| Exercise input |
┌──

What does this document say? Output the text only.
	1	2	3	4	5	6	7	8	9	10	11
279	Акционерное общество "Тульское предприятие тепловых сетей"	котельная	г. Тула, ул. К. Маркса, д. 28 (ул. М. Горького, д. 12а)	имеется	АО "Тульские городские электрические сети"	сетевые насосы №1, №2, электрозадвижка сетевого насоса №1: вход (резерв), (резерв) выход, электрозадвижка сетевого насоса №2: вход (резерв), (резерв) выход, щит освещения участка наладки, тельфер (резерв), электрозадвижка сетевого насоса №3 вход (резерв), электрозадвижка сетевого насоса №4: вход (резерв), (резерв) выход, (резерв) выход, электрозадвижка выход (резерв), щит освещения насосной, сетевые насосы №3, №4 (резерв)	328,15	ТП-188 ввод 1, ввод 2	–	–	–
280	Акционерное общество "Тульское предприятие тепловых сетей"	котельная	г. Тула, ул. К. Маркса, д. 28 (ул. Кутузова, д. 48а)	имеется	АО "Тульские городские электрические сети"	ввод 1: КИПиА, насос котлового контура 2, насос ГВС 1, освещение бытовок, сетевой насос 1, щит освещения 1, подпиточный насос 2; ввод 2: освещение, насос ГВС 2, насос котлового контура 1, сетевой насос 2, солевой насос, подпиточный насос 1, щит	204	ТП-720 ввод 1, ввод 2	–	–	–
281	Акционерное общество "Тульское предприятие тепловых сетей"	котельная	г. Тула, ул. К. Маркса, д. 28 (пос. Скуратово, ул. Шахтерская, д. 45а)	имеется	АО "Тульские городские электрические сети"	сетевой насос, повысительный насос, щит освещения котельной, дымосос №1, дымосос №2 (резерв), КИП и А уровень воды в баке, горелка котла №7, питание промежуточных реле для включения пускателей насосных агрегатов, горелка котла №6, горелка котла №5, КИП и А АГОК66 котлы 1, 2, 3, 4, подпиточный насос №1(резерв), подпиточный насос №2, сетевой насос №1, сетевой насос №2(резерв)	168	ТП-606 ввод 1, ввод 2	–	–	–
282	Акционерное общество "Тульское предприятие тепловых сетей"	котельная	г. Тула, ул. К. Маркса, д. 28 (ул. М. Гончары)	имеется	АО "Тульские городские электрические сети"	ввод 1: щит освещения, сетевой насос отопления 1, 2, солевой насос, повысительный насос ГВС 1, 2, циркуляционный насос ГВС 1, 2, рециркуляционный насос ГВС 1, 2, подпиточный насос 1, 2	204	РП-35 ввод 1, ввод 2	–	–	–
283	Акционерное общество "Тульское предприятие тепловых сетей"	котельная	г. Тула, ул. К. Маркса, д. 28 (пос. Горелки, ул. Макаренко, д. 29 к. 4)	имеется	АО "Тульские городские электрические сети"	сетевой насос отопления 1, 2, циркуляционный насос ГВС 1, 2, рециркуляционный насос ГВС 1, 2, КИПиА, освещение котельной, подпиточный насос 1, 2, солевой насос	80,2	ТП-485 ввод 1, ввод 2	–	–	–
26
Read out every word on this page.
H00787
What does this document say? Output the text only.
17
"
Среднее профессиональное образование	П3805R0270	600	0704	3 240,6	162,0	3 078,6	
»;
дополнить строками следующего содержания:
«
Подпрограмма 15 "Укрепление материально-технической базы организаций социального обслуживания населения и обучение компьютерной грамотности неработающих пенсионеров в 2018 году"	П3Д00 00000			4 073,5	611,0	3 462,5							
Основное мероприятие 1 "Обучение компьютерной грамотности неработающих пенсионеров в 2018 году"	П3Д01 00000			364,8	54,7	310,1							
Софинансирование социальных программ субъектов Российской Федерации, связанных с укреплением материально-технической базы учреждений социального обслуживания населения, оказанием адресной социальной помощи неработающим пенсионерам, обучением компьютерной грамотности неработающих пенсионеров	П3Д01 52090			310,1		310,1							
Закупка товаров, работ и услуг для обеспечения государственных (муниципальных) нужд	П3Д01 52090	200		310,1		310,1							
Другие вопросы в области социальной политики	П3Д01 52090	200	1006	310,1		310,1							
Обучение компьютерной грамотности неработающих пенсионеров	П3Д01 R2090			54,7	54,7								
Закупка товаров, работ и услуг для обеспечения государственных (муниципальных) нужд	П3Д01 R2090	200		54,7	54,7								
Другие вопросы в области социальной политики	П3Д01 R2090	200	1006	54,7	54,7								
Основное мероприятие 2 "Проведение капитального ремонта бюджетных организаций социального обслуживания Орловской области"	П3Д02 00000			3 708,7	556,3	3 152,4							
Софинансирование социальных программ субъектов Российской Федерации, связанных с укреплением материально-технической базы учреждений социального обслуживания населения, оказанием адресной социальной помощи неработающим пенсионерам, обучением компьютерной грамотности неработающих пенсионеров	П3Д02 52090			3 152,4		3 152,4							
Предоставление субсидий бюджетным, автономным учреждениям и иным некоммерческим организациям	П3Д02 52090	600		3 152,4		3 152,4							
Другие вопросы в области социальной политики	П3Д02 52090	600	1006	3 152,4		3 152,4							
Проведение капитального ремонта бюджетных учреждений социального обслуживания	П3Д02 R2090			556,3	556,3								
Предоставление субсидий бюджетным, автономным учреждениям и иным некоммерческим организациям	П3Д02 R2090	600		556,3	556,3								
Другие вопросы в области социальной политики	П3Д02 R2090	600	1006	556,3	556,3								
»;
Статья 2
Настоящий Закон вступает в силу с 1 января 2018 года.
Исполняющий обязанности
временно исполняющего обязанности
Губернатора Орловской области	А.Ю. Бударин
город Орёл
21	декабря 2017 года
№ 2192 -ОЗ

└──

| Problem statement |
Write down every line of the data exactly as it appears above.

| Finished task |
What does this document say? Output the text only.
	1	2	3	4	5	6	7	8	9	10	11
279	Акционерное общество "Тульское предприятие тепловых сетей"	котельная	г. Тула, ул. К. Маркса, д. 28 (ул. М. Горького, д. 12а)	имеется	АО "Тульские городские электрические сети"	сетевые насосы №1, №2, электрозадвижка сетевого насоса №1: вход (резерв), (резерв) выход, электрозадвижка сетевого насоса №2: вход (резерв), (резерв) выход, щит освещения участка наладки, тельфер (резерв), электрозадвижка сетевого насоса №3 вход (резерв), электрозадвижка сетевого насоса №4: вход (резерв), (резерв) выход, (резерв) выход, электрозадвижка выход (резерв), щит освещения насосной, сетевые насосы №3, №4 (резерв)	328,15	ТП-188 ввод 1, ввод 2	–	–	–
280	Акционерное общество "Тульское предприятие тепловых сетей"	котельная	г. Тула, ул. К. Маркса, д. 28 (ул. Кутузова, д. 48а)	имеется	АО "Тульские городские электрические сети"	ввод 1: КИПиА, насос котлового контура 2, насос ГВС 1, освещение бытовок, сетевой насос 1, щит освещения 1, подпиточный насос 2; ввод 2: освещение, насос ГВС 2, насос котлового контура 1, сетевой насос 2, солевой насос, подпиточный насос 1, щит	204	ТП-720 ввод 1, ввод 2	–	–	–
281	Акционерное общество "Тульское предприятие тепловых сетей"	котельная	г. Тула, ул. К. Маркса, д. 28 (пос. Скуратово, ул. Шахтерская, д. 45а)	имеется	АО "Тульские городские электрические сети"	сетевой насос, повысительный насос, щит освещения котельной, дымосос №1, дымосос №2 (резерв), КИП и А уровень воды в баке, горелка котла №7, питание промежуточных реле для включения пускателей насосных агрегатов, горелка котла №6, горелка котла №5, КИП и А АГОК66 котлы 1, 2, 3, 4, подпиточный насос №1(резерв), подпиточный насос №2, сетевой насос №1, сетевой насос №2(резерв)	168	ТП-606 ввод 1, ввод 2	–	–	–
282	Акционерное общество "Тульское предприятие тепловых сетей"	котельная	г. Тула, ул. К. Маркса, д. 28 (ул. М. Гончары)	имеется	АО "Тульские городские электрические сети"	ввод 1: щит освещения, сетевой насос отопления 1, 2, солевой насос, повысительный насос ГВС 1, 2, циркуляционный насос ГВС 1, 2, рециркуляционный насос ГВС 1, 2, подпиточный насос 1, 2	204	РП-35 ввод 1, ввод 2	–	–	–
283	Акционерное общество "Тульское предприятие тепловых сетей"	котельная	г. Тула, ул. К. Маркса, д. 28 (пос. Горелки, ул. Макаренко, д. 29 к. 4)	имеется	АО "Тульские городские электрические сети"	сетевой насос отопления 1, 2, циркуляционный насос ГВС 1, 2, рециркуляционный насос ГВС 1, 2, КИПиА, освещение котельной, подпиточный насос 1, 2, солевой насос	80,2	ТП-485 ввод 1, ввод 2	–	–	–
26
Read out every word on this page.
H00787
What does this document say? Output the text only.
17
"
Среднее профессиональное образование	П3805R0270	600	0704	3 240,6	162,0	3 078,6	
»;
дополнить строками следующего содержания:
«
Подпрограмма 15 "Укрепление материально-технической базы организаций социального обслуживания населения и обучение компьютерной грамотности неработающих пенсионеров в 2018 году"	П3Д00 00000			4 073,5	611,0	3 462,5							
Основное мероприятие 1 "Обучение компьютерной грамотности неработающих пенсионеров в 2018 году"	П3Д01 00000			364,8	54,7	310,1							
Софинансирование социальных программ субъектов Российской Федерации, связанных с укреплением материально-технической базы учреждений социального обслуживания населения, оказанием адресной социальной помощи неработающим пенсионерам, обучением компьютерной грамотности неработающих пенсионеров	П3Д01 52090			310,1		310,1							
Закупка товаров, работ и услуг для обеспечения государственных (муниципальных) нужд	П3Д01 52090	200		310,1		310,1							
Другие вопросы в области социальной политики	П3Д01 52090	200	1006	310,1		310,1							
Обучение компьютерной грамотности неработающих пенсионеров	П3Д01 R2090			54,7	54,7								
Закупка товаров, работ и услуг для обеспечения государственных (муниципальных) нужд	П3Д01 R2090	200		54,7	54,7								
Другие вопросы в области социальной политики	П3Д01 R2090	200	1006	54,7	54,7								
Основное мероприятие 2 "Проведение капитального ремонта бюджетных организаций социального обслуживания Орловской области"	П3Д02 00000			3 708,7	556,3	3 152,4							
Софинансирование социальных программ субъектов Российской Федерации, связанных с укреплением материально-технической базы учреждений социального обслуживания населения, оказанием адресной социальной помощи неработающим пенсионерам, обучением компьютерной грамотности неработающих пенсионеров	П3Д02 52090			3 152,4		3 152,4							
Предоставление субсидий бюджетным, автономным учреждениям и иным некоммерческим организациям	П3Д02 52090	600		3 152,4		3 152,4							
Другие вопросы в области социальной политики	П3Д02 52090	600	1006	3 152,4		3 152,4							
Проведение капитального ремонта бюджетных учреждений социального обслуживания	П3Д02 R2090			556,3	556,3								
Предоставление субсидий бюджетным, автономным учреждениям и иным некоммерческим организациям	П3Д02 R2090	600		556,3	556,3								
Другие вопросы в области социальной политики	П3Д02 R2090	600	1006	556,3	556,3								
»;
Статья 2
Настоящий Закон вступает в силу с 1 января 2018 года.
Исполняющий обязанности
временно исполняющего обязанности
Губернатора Орловской области	А.Ю. Бударин
город Орёл
21	декабря 2017 года
№ 2192 -ОЗ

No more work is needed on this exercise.